**** DATASET ROWS ****

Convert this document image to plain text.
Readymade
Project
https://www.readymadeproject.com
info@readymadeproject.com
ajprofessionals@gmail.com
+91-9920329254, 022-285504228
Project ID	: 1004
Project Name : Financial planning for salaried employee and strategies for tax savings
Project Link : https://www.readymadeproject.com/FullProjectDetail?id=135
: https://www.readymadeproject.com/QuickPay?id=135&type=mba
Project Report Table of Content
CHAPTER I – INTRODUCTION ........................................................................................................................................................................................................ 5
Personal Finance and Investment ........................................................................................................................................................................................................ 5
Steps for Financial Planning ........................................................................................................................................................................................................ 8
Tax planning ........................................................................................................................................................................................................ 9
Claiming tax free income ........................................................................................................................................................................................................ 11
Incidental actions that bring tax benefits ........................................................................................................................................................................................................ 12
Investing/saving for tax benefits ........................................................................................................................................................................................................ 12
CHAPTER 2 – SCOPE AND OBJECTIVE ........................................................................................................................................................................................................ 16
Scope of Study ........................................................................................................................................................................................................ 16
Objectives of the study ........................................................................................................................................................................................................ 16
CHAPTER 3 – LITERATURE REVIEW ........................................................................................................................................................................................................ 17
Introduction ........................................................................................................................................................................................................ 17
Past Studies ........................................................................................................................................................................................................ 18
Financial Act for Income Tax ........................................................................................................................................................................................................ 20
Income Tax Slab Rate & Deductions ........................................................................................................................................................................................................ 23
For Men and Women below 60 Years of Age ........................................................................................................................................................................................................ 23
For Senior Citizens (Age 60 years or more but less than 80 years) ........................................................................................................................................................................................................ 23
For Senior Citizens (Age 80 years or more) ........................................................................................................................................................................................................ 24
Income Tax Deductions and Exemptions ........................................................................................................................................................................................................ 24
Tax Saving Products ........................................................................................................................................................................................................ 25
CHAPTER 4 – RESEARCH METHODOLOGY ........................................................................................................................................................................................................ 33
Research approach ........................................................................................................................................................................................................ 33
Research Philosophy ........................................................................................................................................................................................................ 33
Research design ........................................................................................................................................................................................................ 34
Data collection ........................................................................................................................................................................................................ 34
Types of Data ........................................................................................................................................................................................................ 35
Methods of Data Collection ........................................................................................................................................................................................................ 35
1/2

****

Pick out every line of the listing containing the word "more", and show those lines.

▸ ANSWER TO THE TASK:
For Senior Citizens (Age 60 years or more but less than 80 years) ........................................................................................................................................................................................................ 23
For Senior Citizens (Age 80 years or more) ........................................................................................................................................................................................................ 24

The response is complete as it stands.